** start Entries **

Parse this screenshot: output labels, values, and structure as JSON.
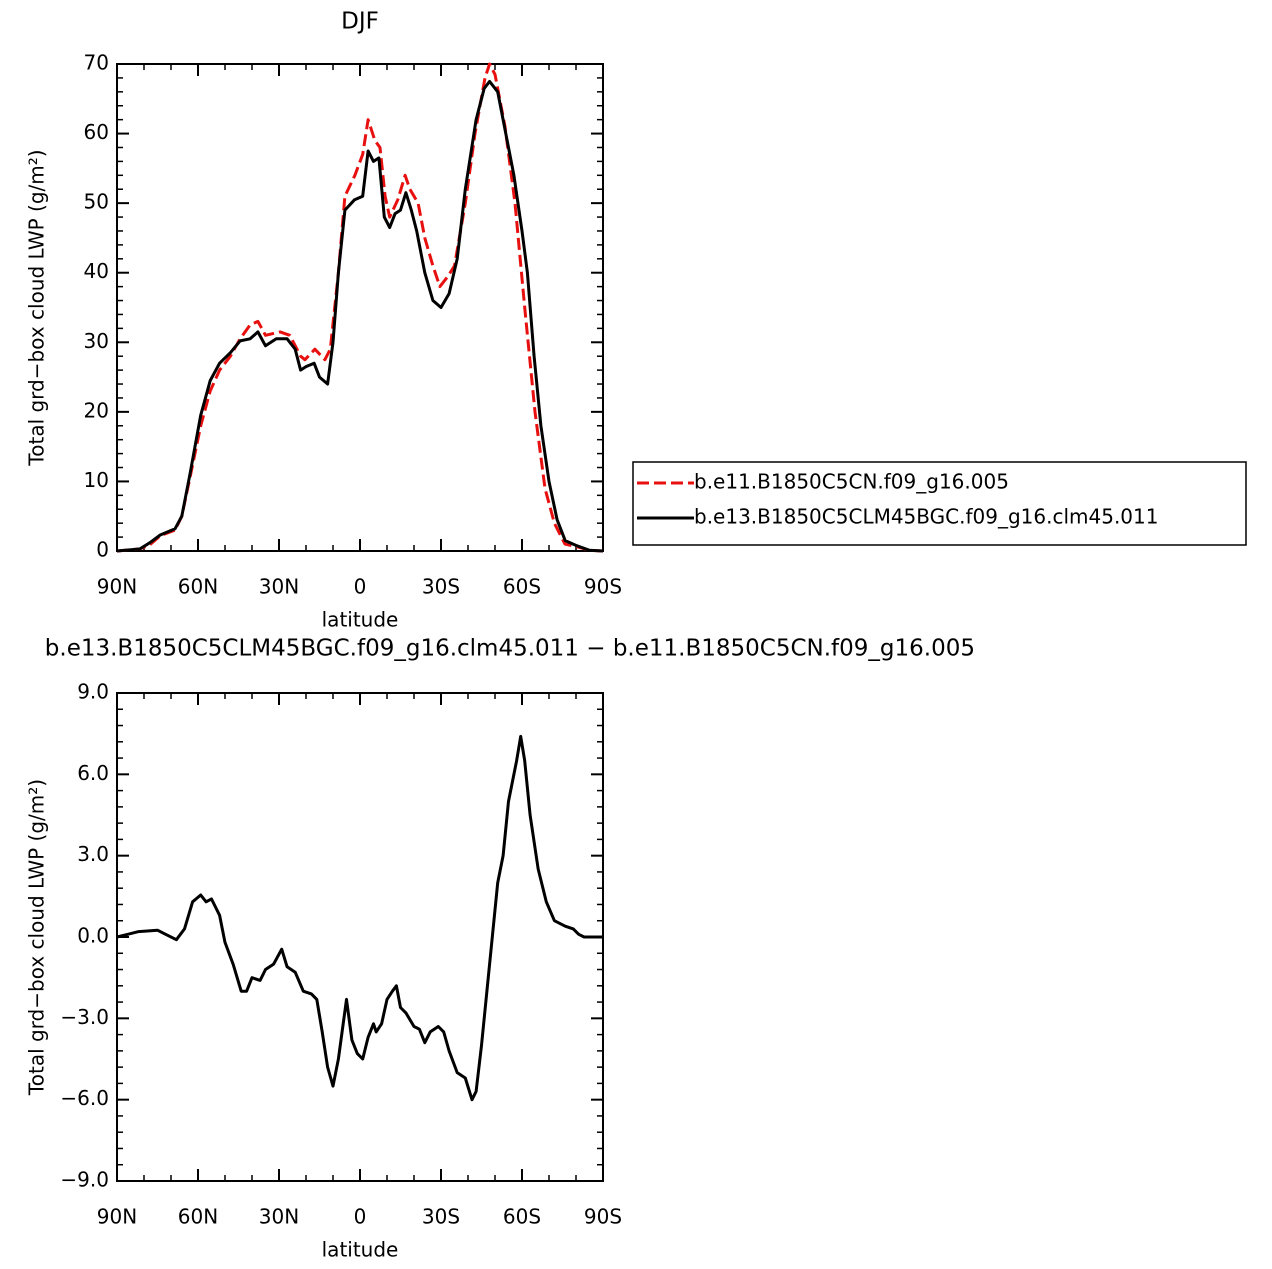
{
  "chart_data": [
    {
      "type": "line",
      "title": "DJF",
      "xlabel": "latitude",
      "ylabel": "Total grd−box cloud LWP (g/m²)",
      "xlim": [
        90,
        -90
      ],
      "ylim": [
        0,
        70
      ],
      "xticks": [
        {
          "value": 90,
          "label": "90N"
        },
        {
          "value": 60,
          "label": "60N"
        },
        {
          "value": 30,
          "label": "30N"
        },
        0,
        {
          "value": -30,
          "label": "30S"
        },
        {
          "value": -60,
          "label": "60S"
        },
        {
          "value": -90,
          "label": "90S"
        }
      ],
      "yticks": [
        0,
        10,
        20,
        30,
        40,
        50,
        60,
        70
      ],
      "legend": "right",
      "series": [
        {
          "name": "b.e11.B1850C5CN.f09_g16.005",
          "color": "#e8100f",
          "dash": true,
          "x": [
            90,
            81.5,
            77.8,
            74,
            68.5,
            66,
            63,
            59,
            55.5,
            52,
            48,
            44.4,
            40.7,
            37.8,
            35,
            29.6,
            26,
            22,
            20.4,
            16.7,
            13,
            11,
            8,
            5.6,
            1.9,
            -1,
            -3,
            -5.5,
            -7.4,
            -9.3,
            -11,
            -14,
            -16.7,
            -18.5,
            -21.5,
            -24,
            -27,
            -29.6,
            -32.6,
            -35,
            -39,
            -42.6,
            -46.3,
            -48,
            -50,
            -53.7,
            -57.4,
            -61,
            -64.8,
            -68.5,
            -72,
            -75.9,
            -81.5,
            -85,
            -90
          ],
          "values": [
            0,
            0.3,
            0.9,
            2.2,
            3,
            5,
            10.5,
            18,
            23,
            26,
            28,
            30.5,
            32.5,
            33,
            31,
            31.5,
            31,
            28,
            27.5,
            29,
            27.5,
            29,
            40,
            51,
            54,
            57,
            62,
            59,
            58,
            51,
            48,
            50.5,
            54,
            52,
            50,
            45,
            41,
            38,
            39.5,
            41,
            50,
            60,
            68,
            70,
            68.5,
            61,
            50,
            35,
            20,
            9,
            4,
            1,
            0.5,
            0.1,
            0
          ]
        },
        {
          "name": "b.e13.B1850C5CLM45BGC.f09_g16.clm45.011",
          "color": "#000000",
          "dash": false,
          "x": [
            90,
            81.5,
            77.8,
            74,
            68.5,
            66,
            63,
            59,
            55.5,
            52,
            48,
            44.4,
            40.7,
            37.8,
            35,
            31,
            27,
            24,
            22,
            20,
            17,
            15,
            12,
            10,
            8,
            5.6,
            2,
            -1,
            -3,
            -5,
            -7,
            -9,
            -11,
            -13,
            -15,
            -17,
            -19,
            -21,
            -24,
            -27,
            -30,
            -33,
            -36,
            -39,
            -43,
            -46,
            -48,
            -51,
            -54,
            -57,
            -60,
            -62,
            -64.5,
            -67,
            -70,
            -73,
            -76,
            -80,
            -85,
            -90
          ],
          "values": [
            0,
            0.3,
            1.2,
            2.3,
            3.2,
            5,
            11,
            19.5,
            24.5,
            27,
            28.5,
            30.2,
            30.5,
            31.5,
            29.5,
            30.5,
            30.5,
            29,
            26,
            26.5,
            27,
            25,
            24,
            30,
            40,
            49,
            50.5,
            51,
            57.5,
            56,
            56.5,
            48,
            46.5,
            48.5,
            49,
            51.5,
            49,
            46,
            40,
            36,
            35,
            37,
            42,
            52,
            62,
            66.5,
            67.5,
            66,
            60,
            54,
            46,
            40,
            28,
            18,
            10,
            4.5,
            1.5,
            0.8,
            0.1,
            0
          ]
        }
      ]
    },
    {
      "type": "line",
      "title": "b.e13.B1850C5CLM45BGC.f09_g16.clm45.011 − b.e11.B1850C5CN.f09_g16.005",
      "xlabel": "latitude",
      "ylabel": "Total grd−box cloud LWP (g/m²)",
      "xlim": [
        90,
        -90
      ],
      "ylim": [
        -9,
        9
      ],
      "xticks": [
        {
          "value": 90,
          "label": "90N"
        },
        {
          "value": 60,
          "label": "60N"
        },
        {
          "value": 30,
          "label": "30N"
        },
        0,
        {
          "value": -30,
          "label": "30S"
        },
        {
          "value": -60,
          "label": "60S"
        },
        {
          "value": -90,
          "label": "90S"
        }
      ],
      "yticks": [
        {
          "value": -9,
          "label": "−9.0"
        },
        {
          "value": -6,
          "label": "−6.0"
        },
        {
          "value": -3,
          "label": "−3.0"
        },
        {
          "value": 0,
          "label": "0.0"
        },
        {
          "value": 3,
          "label": "3.0"
        },
        {
          "value": 6,
          "label": "6.0"
        },
        {
          "value": 9,
          "label": "9.0"
        }
      ],
      "series": [
        {
          "color": "#000000",
          "dash": false,
          "x": [
            90,
            82,
            75,
            72,
            68,
            65,
            62,
            59,
            57,
            55,
            52,
            50,
            47,
            44,
            42,
            40,
            37,
            35,
            32,
            29,
            27,
            24,
            21,
            18,
            16,
            14,
            12,
            10,
            8,
            5,
            3,
            1,
            -1,
            -3,
            -5,
            -6,
            -8,
            -10,
            -12,
            -13.5,
            -15,
            -17,
            -20,
            -22,
            -24,
            -26,
            -29,
            -31,
            -33,
            -36,
            -39,
            -41.5,
            -43,
            -45,
            -47,
            -49,
            -51,
            -53,
            -55,
            -58,
            -59.5,
            -61,
            -63,
            -66,
            -69,
            -72,
            -76,
            -79,
            -81,
            -83,
            -90
          ],
          "values": [
            0,
            0.2,
            0.25,
            0.1,
            -0.1,
            0.3,
            1.3,
            1.55,
            1.3,
            1.4,
            0.8,
            -0.2,
            -1,
            -2,
            -2,
            -1.5,
            -1.6,
            -1.2,
            -1,
            -0.45,
            -1.1,
            -1.3,
            -2,
            -2.1,
            -2.3,
            -3.5,
            -4.8,
            -5.5,
            -4.5,
            -2.3,
            -3.8,
            -4.3,
            -4.5,
            -3.7,
            -3.2,
            -3.5,
            -3.2,
            -2.3,
            -2,
            -1.8,
            -2.6,
            -2.8,
            -3.3,
            -3.4,
            -3.9,
            -3.5,
            -3.3,
            -3.5,
            -4.2,
            -5,
            -5.2,
            -6,
            -5.7,
            -4,
            -2,
            0,
            2,
            3,
            5,
            6.5,
            7.4,
            6.5,
            4.5,
            2.5,
            1.3,
            0.6,
            0.4,
            0.3,
            0.1,
            0,
            0
          ]
        }
      ]
    }
  ]
}
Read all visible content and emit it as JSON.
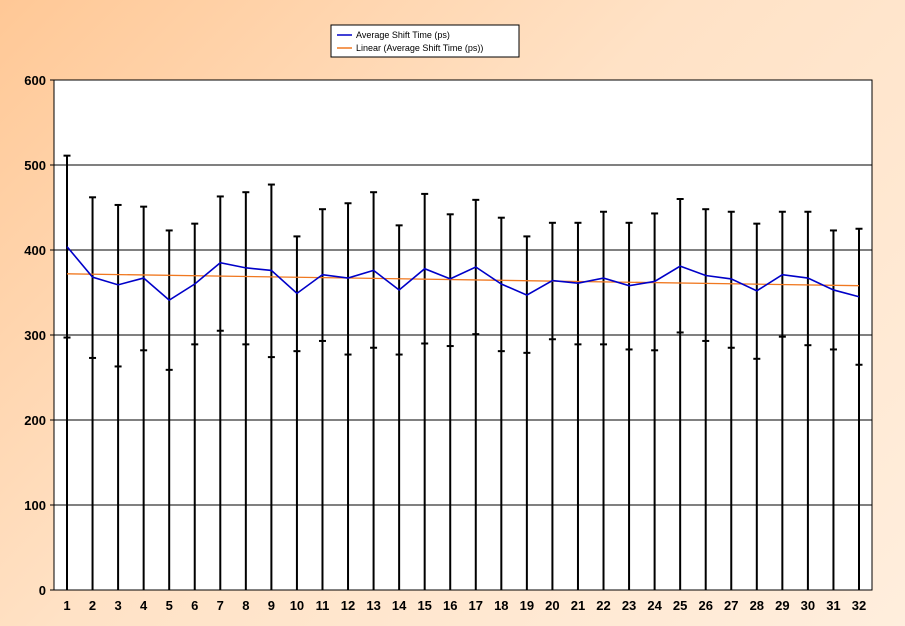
{
  "chart_data": {
    "type": "line",
    "categories": [
      "1",
      "2",
      "3",
      "4",
      "5",
      "6",
      "7",
      "8",
      "9",
      "10",
      "11",
      "12",
      "13",
      "14",
      "15",
      "16",
      "17",
      "18",
      "19",
      "20",
      "21",
      "22",
      "23",
      "24",
      "25",
      "26",
      "27",
      "28",
      "29",
      "30",
      "31",
      "32"
    ],
    "ylim": [
      0,
      600
    ],
    "yticks": [
      "0",
      "100",
      "200",
      "300",
      "400",
      "500",
      "600"
    ],
    "grid": true,
    "legend_position": "top-center",
    "series": [
      {
        "name": "Average Shift Time (ps)",
        "color": "#0000c8",
        "values": [
          404,
          368,
          359,
          367,
          341,
          360,
          385,
          379,
          376,
          349,
          371,
          367,
          376,
          353,
          378,
          366,
          380,
          360,
          347,
          364,
          361,
          367,
          358,
          363,
          381,
          370,
          366,
          352,
          371,
          367,
          353,
          345
        ],
        "error_upper": [
          511,
          462,
          453,
          451,
          423,
          431,
          463,
          468,
          477,
          416,
          448,
          455,
          468,
          429,
          466,
          442,
          459,
          438,
          416,
          432,
          432,
          445,
          432,
          443,
          460,
          448,
          445,
          431,
          445,
          445,
          423,
          425
        ],
        "error_lower": [
          297,
          273,
          263,
          282,
          259,
          289,
          305,
          289,
          274,
          281,
          293,
          277,
          285,
          277,
          290,
          287,
          301,
          281,
          279,
          295,
          289,
          289,
          283,
          282,
          303,
          293,
          285,
          272,
          298,
          288,
          283,
          265
        ]
      },
      {
        "name": "Linear (Average Shift Time (ps))",
        "color": "#f07820",
        "start": 372,
        "end": 358
      }
    ]
  }
}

** end Entries **

The task:
Show the lines that mention the word "Time".

Solution:
        "name": "Average Shift Time (ps)",
        "name": "Linear (Average Shift Time (ps))",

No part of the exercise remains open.